Given exercise =
Transcribe word for word the lines spanning the line with "OCR this image." through the end of the records.

━━ Data to process ━━

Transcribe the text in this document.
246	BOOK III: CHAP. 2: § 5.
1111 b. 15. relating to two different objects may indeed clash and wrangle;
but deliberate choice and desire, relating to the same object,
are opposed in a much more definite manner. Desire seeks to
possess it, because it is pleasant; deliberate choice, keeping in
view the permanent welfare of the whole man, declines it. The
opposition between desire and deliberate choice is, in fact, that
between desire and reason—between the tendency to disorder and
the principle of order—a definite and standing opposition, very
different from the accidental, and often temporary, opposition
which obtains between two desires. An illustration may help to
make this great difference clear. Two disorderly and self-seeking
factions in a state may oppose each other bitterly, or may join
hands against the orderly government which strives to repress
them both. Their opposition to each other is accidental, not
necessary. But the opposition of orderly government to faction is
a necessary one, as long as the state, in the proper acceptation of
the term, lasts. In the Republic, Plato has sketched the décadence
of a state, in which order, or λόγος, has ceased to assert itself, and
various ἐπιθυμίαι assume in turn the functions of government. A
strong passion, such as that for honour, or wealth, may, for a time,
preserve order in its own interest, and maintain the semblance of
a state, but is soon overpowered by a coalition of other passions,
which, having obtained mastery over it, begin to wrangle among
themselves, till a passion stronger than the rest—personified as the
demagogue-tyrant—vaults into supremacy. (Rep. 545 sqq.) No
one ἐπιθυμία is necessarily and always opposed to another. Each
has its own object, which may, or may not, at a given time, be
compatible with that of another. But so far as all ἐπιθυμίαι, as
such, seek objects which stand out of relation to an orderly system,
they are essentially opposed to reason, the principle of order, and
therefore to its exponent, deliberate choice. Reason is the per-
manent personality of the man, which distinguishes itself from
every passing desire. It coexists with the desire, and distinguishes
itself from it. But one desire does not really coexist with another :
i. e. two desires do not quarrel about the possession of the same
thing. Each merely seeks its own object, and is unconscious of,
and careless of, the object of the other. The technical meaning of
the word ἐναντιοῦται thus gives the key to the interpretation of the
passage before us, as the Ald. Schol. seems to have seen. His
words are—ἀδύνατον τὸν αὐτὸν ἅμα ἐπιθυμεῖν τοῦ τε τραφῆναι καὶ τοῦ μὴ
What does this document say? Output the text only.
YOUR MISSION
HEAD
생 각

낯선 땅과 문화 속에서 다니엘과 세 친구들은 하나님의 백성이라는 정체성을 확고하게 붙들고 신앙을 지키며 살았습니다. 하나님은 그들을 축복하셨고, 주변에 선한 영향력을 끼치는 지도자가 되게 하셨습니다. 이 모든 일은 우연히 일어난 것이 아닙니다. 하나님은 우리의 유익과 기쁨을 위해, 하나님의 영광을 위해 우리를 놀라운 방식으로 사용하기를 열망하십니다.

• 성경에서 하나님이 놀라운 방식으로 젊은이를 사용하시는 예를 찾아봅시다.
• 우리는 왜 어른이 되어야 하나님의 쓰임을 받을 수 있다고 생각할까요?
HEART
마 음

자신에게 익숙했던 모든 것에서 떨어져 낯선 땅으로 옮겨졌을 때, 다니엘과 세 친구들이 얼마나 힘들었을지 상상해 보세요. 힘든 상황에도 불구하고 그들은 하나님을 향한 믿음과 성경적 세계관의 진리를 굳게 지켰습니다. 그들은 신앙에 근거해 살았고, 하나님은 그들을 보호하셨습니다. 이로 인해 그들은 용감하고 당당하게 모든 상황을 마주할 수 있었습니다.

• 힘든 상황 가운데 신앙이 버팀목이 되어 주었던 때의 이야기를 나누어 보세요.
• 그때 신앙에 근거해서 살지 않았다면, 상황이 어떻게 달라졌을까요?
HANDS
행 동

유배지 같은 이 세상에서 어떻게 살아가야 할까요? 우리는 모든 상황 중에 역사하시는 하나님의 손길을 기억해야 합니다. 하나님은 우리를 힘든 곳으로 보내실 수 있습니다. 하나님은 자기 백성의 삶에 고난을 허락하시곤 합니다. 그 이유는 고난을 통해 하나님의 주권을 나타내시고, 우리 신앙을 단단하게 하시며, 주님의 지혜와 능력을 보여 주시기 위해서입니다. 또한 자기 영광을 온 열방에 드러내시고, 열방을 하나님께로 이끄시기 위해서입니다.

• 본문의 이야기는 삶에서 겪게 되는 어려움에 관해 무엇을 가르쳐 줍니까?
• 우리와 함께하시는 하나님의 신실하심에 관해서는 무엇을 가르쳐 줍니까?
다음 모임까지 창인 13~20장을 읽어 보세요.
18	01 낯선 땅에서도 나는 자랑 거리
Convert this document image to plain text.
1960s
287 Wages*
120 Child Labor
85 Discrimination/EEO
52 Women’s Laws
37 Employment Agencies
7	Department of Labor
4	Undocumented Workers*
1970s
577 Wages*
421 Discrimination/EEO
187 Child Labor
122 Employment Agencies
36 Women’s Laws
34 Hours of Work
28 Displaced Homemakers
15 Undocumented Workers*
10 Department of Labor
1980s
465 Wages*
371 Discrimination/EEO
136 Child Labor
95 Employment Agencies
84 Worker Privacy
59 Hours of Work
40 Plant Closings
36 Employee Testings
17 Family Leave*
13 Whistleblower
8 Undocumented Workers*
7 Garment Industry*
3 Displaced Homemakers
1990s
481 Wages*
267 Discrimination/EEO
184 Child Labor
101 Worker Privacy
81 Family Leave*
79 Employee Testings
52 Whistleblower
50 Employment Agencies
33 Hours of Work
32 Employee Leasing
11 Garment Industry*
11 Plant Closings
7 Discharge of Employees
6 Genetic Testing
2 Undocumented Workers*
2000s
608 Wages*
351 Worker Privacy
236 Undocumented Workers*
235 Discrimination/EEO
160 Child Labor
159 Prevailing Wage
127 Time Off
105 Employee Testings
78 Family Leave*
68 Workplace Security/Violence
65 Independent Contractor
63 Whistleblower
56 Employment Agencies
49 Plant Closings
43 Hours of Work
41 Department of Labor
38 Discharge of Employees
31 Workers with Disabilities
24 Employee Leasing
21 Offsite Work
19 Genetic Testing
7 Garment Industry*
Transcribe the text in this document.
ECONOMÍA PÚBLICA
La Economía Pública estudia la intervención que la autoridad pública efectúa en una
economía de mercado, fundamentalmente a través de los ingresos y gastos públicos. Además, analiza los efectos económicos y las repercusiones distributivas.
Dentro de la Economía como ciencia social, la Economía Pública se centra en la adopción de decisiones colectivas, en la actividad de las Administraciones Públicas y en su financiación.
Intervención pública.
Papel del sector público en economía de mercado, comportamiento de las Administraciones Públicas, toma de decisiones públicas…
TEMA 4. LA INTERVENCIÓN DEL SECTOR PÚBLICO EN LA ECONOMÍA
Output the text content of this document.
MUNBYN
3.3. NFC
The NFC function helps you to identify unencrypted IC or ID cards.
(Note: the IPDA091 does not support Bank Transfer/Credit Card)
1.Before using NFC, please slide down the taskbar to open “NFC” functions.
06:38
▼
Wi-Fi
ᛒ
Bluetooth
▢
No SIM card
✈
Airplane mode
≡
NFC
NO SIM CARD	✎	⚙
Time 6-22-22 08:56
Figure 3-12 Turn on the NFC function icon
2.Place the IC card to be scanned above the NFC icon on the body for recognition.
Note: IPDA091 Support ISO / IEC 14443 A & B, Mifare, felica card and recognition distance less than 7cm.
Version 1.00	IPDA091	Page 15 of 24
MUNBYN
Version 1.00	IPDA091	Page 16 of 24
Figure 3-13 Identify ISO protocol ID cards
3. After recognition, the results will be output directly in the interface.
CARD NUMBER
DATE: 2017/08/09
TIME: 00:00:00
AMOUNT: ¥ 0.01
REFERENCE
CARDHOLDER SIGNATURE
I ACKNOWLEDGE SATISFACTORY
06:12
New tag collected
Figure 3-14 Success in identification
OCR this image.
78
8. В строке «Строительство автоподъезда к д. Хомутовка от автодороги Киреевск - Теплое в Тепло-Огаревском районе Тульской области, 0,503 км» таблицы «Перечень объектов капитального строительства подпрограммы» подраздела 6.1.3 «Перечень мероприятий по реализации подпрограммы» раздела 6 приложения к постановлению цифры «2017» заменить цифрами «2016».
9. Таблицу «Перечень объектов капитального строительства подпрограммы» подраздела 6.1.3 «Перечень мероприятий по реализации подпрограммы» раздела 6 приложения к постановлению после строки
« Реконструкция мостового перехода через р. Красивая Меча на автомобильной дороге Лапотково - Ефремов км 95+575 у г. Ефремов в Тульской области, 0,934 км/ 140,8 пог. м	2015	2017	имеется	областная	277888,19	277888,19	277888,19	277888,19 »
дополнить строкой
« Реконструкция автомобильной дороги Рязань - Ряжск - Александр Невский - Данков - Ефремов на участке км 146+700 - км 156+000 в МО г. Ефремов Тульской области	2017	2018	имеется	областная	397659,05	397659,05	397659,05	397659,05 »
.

━━━

Correct result =
OCR this image.
78
8. В строке «Строительство автоподъезда к д. Хомутовка от автодороги Киреевск - Теплое в Тепло-Огаревском районе Тульской области, 0,503 км» таблицы «Перечень объектов капитального строительства подпрограммы» подраздела 6.1.3 «Перечень мероприятий по реализации подпрограммы» раздела 6 приложения к постановлению цифры «2017» заменить цифрами «2016».
9. Таблицу «Перечень объектов капитального строительства подпрограммы» подраздела 6.1.3 «Перечень мероприятий по реализации подпрограммы» раздела 6 приложения к постановлению после строки
« Реконструкция мостового перехода через р. Красивая Меча на автомобильной дороге Лапотково - Ефремов км 95+575 у г. Ефремов в Тульской области, 0,934 км/ 140,8 пог. м	2015	2017	имеется	областная	277888,19	277888,19	277888,19	277888,19 »
дополнить строкой
« Реконструкция автомобильной дороги Рязань - Ряжск - Александр Невский - Данков - Ефремов на участке км 146+700 - км 156+000 в МО г. Ефремов Тульской области	2017	2018	имеется	областная	397659,05	397659,05	397659,05	397659,05 »
.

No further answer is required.